续写这篇关于地下封闭拥堵空间油气爆炸爆轰的研究摘要，从最后一句之后接着往下写。

───── 页面正文 ─────

地下封闭拥堵空间油气爆炸爆轰灾害诱发及抑制机理研究

As underground space is restricted in confined and congested areas, gas explosion or detonation disasters may easily occur if gas releases from the storage or during the transportation process. As detonation is the most dangerous type of gas explosion, it is important to study the factors which may lead gas deflagration to detonation (DDT) including confinement, congestion, space type, equipment arrangement etc. Therefore, this project proposes an analysis method which considers multiple structural factors and interrelationship between factors for analysing gas DDT in order to find the law of detonation formation in underground structures. Meanwhile, numerical modelling, artificial intelligence and experimental tests are applied to build an analytical model for predicting explosion overpressures and develop an evaluation system for detonation effects. Furthermore, based on smart diagnosis and optimization of underground structures, a comprehensive system for controlling gas detonation is developed to reduce blast effects and improve blast resistance. In conclusion, this project aims at revealing the DDT mechanism based on the characteristics of underground structures and further developing evaluation and control methods of gas detonation in order to provide theoretical basis for the establishment of a detonation safety control system for underground structures.

───── 材料内容 ─────

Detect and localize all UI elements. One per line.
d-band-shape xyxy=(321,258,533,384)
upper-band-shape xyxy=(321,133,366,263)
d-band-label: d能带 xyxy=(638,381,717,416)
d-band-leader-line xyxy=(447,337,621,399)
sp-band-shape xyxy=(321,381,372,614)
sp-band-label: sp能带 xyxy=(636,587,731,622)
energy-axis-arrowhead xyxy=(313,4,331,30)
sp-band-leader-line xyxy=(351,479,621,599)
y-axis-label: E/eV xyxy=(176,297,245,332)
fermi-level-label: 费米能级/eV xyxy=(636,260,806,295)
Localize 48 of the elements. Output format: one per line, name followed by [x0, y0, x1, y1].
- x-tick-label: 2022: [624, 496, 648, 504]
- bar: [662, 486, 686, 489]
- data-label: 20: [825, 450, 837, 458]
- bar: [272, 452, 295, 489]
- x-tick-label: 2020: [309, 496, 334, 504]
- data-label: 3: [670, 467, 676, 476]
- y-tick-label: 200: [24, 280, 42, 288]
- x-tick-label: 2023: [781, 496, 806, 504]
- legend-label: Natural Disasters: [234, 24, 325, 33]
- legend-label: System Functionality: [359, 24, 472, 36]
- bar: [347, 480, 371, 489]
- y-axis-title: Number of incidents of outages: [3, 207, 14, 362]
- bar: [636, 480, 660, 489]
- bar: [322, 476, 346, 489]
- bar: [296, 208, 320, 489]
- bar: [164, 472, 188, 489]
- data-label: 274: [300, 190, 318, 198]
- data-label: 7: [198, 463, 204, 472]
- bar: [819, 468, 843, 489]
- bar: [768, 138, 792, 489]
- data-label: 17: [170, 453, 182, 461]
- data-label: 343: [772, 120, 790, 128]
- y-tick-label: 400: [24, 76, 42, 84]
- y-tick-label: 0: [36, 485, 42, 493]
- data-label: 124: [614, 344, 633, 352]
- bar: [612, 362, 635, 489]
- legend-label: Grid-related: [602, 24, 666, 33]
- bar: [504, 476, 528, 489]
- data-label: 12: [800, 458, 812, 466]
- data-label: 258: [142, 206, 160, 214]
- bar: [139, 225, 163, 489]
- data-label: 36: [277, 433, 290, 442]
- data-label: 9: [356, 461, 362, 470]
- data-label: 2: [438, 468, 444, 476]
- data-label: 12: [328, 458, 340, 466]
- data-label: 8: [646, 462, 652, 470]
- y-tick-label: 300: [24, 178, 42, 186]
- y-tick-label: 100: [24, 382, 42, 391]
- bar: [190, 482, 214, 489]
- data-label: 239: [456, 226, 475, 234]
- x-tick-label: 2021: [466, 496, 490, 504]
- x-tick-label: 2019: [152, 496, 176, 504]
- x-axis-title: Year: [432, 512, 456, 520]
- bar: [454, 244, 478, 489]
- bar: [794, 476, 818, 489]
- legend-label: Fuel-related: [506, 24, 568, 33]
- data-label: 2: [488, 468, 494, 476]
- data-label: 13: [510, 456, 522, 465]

─────

→ 答案如下:
地下空间封闭拥堵，燃油气储存或运输过程一旦发生泄漏，易引发爆炸乃至爆轰灾害。爆轰为油气爆炸危害最大形式，研究封闭拥堵性、空间形态及设备展布等关键因素对爆燃向爆轰转捩的影响规律以及爆轰灾害诱发及抑制机理有重要科学意义。项目考虑多元结构致灾因子及其耦合作用，提出地下结构爆燃向爆轰转捩机理分析方法，揭示地下结构爆轰诱发规律；采用数值模拟、智能分析与模型试验，提出可靠有效的地下空间爆轰荷载分析方法，建立封闭拥堵空间内爆轰效应智能评估体系；提出地下结构智能诊断优化方法，构建系统全面的爆轰灾害抑制体系，减小爆轰效应，提升抗爆性能。项目旨在揭示油气爆燃向爆轰转捩机理，提出地下空间爆轰灾害评估与抑制方法，为建立地下结构抗爆安全体系提供理论基础。

气体爆炸灾害是威胁地下封闭拥堵空间结构和设备安全的重要因素，也是地下综合管廊面临的关键问题。为发展和完善地下封闭拥堵空间防爆抗爆性能，本课题从结构本身出发，针对地下综合管廊的封闭拥堵性、结构空间形态及其内部排列方式等对气体爆燃爆轰灾害进行研究。本课题分析了管廊内气体爆炸发展过程，揭示了峰值超压由激波叠加效应形成的规律；构建了考虑管廊真实结构形态的气体爆炸数值模型，分析了气体浓度、点火位置、障碍物对气体爆燃和爆燃转爆轰的影响，确定了管廊内障碍物对爆燃转爆轰的诱导作用；建立了可应用于地下受限空间气体爆炸后果快速评估的高效准确的气体爆炸超压预测模型；通过对管廊气体泄漏扩散和爆炸仿真计算，提出了基于爆炸超压超越概率的结构抗爆性能评估方法；最后结合现行管廊设计与施工方案，提出了基于泄压口、通风口位置、水抑制优化设计的管廊气体爆炸灾害防治措施。本课题研究成果为管廊气体爆燃爆轰灾害防治及抗爆安全设计提供了技术指导和理论支撑。